A Chiara devient alors le récit d’un écartèlement moral, le parcours d’une jeune fille entre deux mondes: celui des adolescentes de son âge, et celui de la criminalité qui s’ouvre devant elle. Bien que le réalisateur ne soit pas dans une explosion stylistique malvenue, une succession de symboles accentue le dilemme de son héroïne et l’illustre ouvertement. Au sein de son lycée, un jeu de focale isole ainsi Chiara, faisant d’elle le seul élément net au cœur d’une image floue. La jeune fille n’appartient déjà plus à cet univers, elle en est exclue par la force des événements. C’est d’ailleurs au sein de l’établissement scolaire que la réponse tardive mais nécessaire des pouvoirs publics à ses errements se manifeste. Néanmoins, c’est grâce à un jeu de symétrie que Jonas Carpignano trouve le plus de substance à son propos. Son film s’ouvre sur les 18 ans de la sœur de Chiara et se conclut sur ceux de l’héroïne. Les deux scènes se répondent par leurs différences: d’un amour taiseux dans la première, le cinéaste bascule dans une verbalisation plus saine des sentiments dans la seconde. Les séquences où Chiara court inlassablement sur le tapis d’une salle de gym, parfois jusqu’à bout de force, apparaissent également significatives, alors que dans la conclusion du récit, elle finit par pratiquer son sport sur une piste d’athlétisme. Elle qui se débattait mais n’allait nulle part finit enfin par avancer dans une vie complexe.
▬▬▬
→ **Exercice proposé a**
Relevez tous les lieux où l'on voit évoluer l'héroïne, d'après l'extrait consacré au film A Chiara.
Le texte et les lignes n'ont aucun lien entre eux.

→ **Lignes répertoriées**
▬▬▬
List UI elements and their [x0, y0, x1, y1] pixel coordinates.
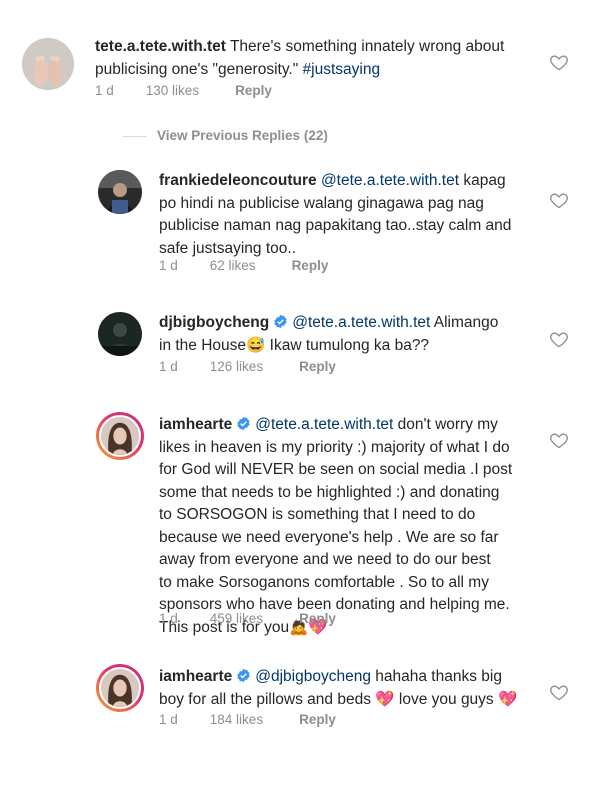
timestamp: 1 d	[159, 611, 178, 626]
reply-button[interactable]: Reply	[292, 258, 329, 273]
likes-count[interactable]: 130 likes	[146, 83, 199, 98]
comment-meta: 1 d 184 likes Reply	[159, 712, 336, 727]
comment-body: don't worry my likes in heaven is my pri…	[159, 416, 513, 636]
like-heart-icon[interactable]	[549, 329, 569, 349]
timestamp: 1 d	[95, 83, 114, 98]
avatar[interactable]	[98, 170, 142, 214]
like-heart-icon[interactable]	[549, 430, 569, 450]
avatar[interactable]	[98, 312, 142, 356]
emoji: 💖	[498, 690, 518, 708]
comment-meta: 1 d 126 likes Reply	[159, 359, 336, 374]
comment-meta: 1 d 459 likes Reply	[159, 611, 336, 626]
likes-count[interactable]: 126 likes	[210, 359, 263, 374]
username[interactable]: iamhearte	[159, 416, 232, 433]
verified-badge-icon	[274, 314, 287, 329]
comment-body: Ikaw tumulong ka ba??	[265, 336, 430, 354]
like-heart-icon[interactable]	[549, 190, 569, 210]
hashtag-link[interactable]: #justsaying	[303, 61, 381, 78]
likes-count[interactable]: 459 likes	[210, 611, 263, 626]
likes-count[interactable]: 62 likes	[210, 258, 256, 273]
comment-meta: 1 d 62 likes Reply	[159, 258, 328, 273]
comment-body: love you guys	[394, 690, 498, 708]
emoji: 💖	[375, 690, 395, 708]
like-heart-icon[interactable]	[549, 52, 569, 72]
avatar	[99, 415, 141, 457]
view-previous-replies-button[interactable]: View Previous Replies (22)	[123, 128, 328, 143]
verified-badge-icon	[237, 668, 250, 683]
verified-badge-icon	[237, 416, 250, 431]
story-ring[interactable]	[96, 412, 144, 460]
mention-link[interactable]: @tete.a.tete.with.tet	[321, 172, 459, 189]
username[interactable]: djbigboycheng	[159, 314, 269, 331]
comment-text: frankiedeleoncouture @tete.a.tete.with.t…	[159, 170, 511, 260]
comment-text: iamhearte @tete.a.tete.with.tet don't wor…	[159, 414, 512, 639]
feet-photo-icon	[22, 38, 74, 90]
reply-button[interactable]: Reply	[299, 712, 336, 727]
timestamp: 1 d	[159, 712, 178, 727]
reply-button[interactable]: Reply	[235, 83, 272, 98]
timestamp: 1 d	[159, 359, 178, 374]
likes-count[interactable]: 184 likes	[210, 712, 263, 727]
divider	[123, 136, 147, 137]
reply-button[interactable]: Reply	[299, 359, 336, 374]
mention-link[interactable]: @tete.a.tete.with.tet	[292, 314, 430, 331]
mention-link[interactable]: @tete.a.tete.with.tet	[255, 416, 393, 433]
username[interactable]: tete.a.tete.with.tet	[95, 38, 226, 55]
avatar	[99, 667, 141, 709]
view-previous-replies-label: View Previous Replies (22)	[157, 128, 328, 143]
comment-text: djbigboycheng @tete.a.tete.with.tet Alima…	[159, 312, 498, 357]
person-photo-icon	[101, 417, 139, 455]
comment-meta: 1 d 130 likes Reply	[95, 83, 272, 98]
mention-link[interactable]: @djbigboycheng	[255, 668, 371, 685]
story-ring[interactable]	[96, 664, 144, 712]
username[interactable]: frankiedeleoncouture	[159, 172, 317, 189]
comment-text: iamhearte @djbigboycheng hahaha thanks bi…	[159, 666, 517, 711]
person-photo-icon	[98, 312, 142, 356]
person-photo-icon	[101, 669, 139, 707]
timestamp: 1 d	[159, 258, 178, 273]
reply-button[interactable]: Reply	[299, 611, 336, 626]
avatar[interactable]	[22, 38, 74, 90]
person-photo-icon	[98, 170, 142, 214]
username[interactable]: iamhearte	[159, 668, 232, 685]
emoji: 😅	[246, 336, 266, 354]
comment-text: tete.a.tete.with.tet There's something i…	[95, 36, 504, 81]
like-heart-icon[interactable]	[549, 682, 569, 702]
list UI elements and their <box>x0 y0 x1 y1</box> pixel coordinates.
▬▬▬
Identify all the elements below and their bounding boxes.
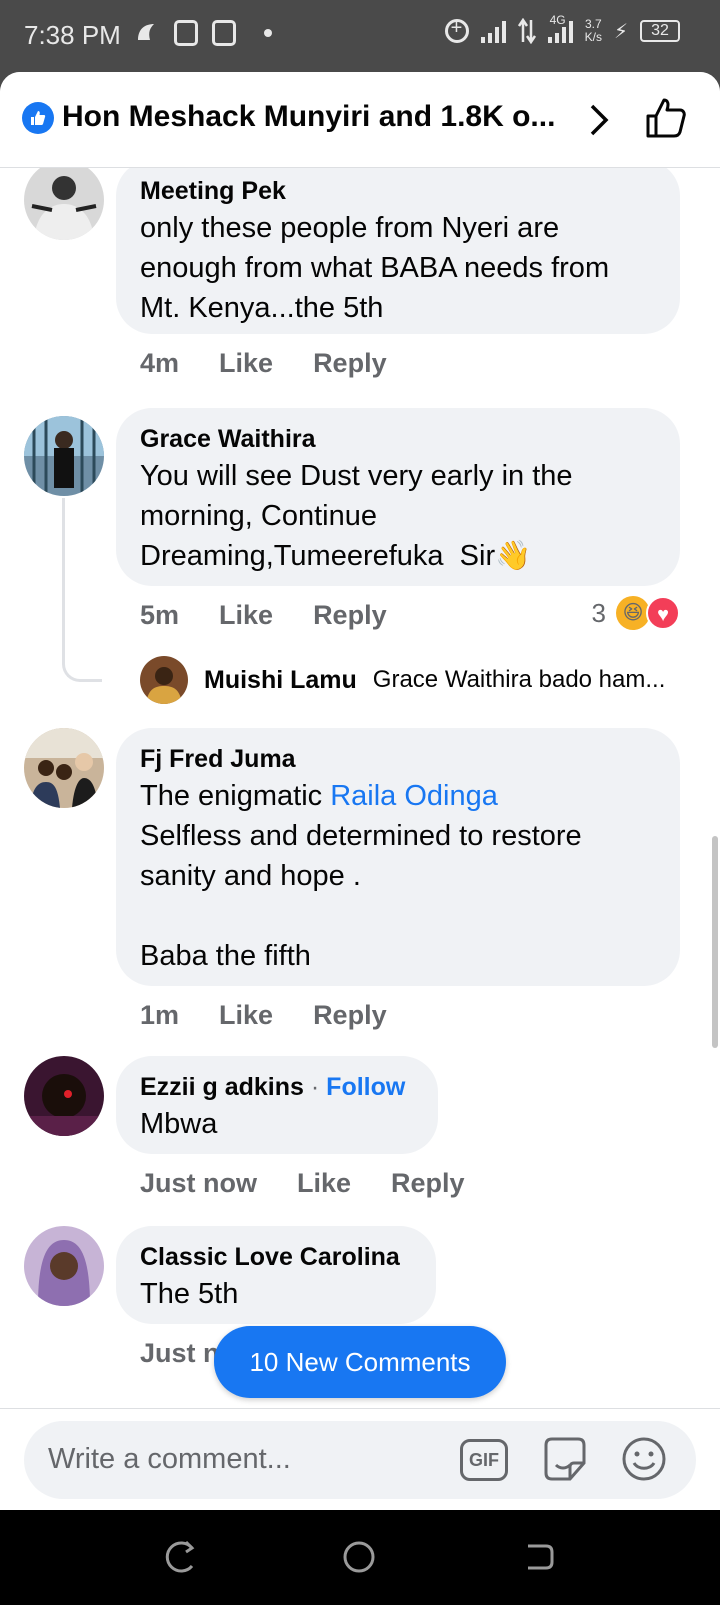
▬▬▬
→ **Exercice proposé b**
Mettez à jour les lignes répertoriées, de la ligne contenant "List UI elements and their [x0, y0, x1, y1]" à celle contenant "83, 199, 98]", en remplaçant "timestamp" par "horodatage" sans rien modifier d'autre. Laissez les images hors de votre réponse.

→ **Corrigé détaillé a**
Le lycée (aussi désigné comme l'établissement scolaire), la salle de gym et la piste d'athlétisme.

→ **Corrigé détaillé b**
List UI elements and their [x0, y0, x1, y1] pixel coordinates.
horodatage: 1 d	[159, 611, 178, 626]
reply-button[interactable]: Reply	[292, 258, 329, 273]
likes-count[interactable]: 130 likes	[146, 83, 199, 98]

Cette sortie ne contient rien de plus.